◆ **Direction**:
Turn the lines of the listing below, starting at the line containing "html-text:ÉLECTIONS QUÉBEC 2014: ÉLECTIONS" and ending after the line containing "svg-text:1994: 1994 (152, 297, 172, 307)", into a JSON list of strings with one string per line. Leave out any blank lines.

=== Data records ===

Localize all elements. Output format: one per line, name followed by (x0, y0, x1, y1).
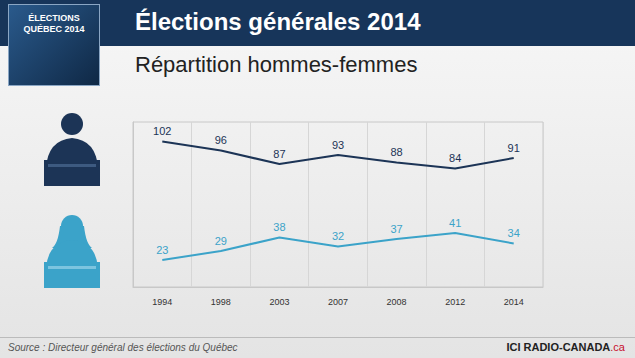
html-text:ÉLECTIONS QUÉBEC 2014: ÉLECTIONS QUÉBEC 2014 (23, 13, 85, 34)
svg-text:91: 91 (508, 142, 520, 154)
html-text:Répartition hommes-femmes: Répartition hommes-femmes (135, 52, 418, 77)
svg-text:2014: 2014 (504, 297, 524, 307)
svg-text:102: 102 (153, 125, 171, 137)
svg-text:32: 32 (332, 230, 344, 242)
svg-text:2003: 2003 (269, 297, 289, 307)
svg-text:23: 23 (156, 244, 168, 256)
svg-text:29: 29 (215, 235, 227, 247)
svg-text:37: 37 (390, 223, 402, 235)
svg-text:1994: 1994 (152, 297, 172, 307)
svg-text:87: 87 (273, 148, 285, 160)
svg-text:93: 93 (332, 139, 344, 151)
svg-text:1998: 1998 (211, 297, 231, 307)
html-text:ICI RADIO-CANADA.ca: ICI RADIO-CANADA.ca (506, 341, 625, 353)
svg-text:2008: 2008 (387, 297, 407, 307)
svg-text:34: 34 (508, 227, 520, 239)
svg-text:2012: 2012 (445, 297, 465, 307)
html-text:Élections générales 2014: Élections générales 2014 (135, 8, 421, 35)
html-text:Source : Directeur général des: Source : Directeur général des élections… (8, 342, 238, 353)
svg-text:96: 96 (215, 134, 227, 146)
svg-text:38: 38 (273, 221, 285, 233)
svg-text:41: 41 (449, 217, 461, 229)
svg-text:88: 88 (390, 146, 402, 158)
svg-text:2007: 2007 (328, 297, 348, 307)
svg-text:84: 84 (449, 152, 461, 164)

===

◆ **Output below**:
[
  "html-text:ÉLECTIONS QUÉBEC 2014: ÉLECTIONS QUÉBEC 2014 (23, 13, 85, 34)",
  "svg-text:91: 91 (508, 142, 520, 154)",
  "html-text:Répartition hommes-femmes: Répartition hommes-femmes (135, 52, 418, 77)",
  "svg-text:2014: 2014 (504, 297, 524, 307)",
  "svg-text:102: 102 (153, 125, 171, 137)",
  "svg-text:32: 32 (332, 230, 344, 242)",
  "svg-text:2003: 2003 (269, 297, 289, 307)",
  "svg-text:23: 23 (156, 244, 168, 256)",
  "svg-text:29: 29 (215, 235, 227, 247)",
  "svg-text:37: 37 (390, 223, 402, 235)",
  "svg-text:1994: 1994 (152, 297, 172, 307)"
]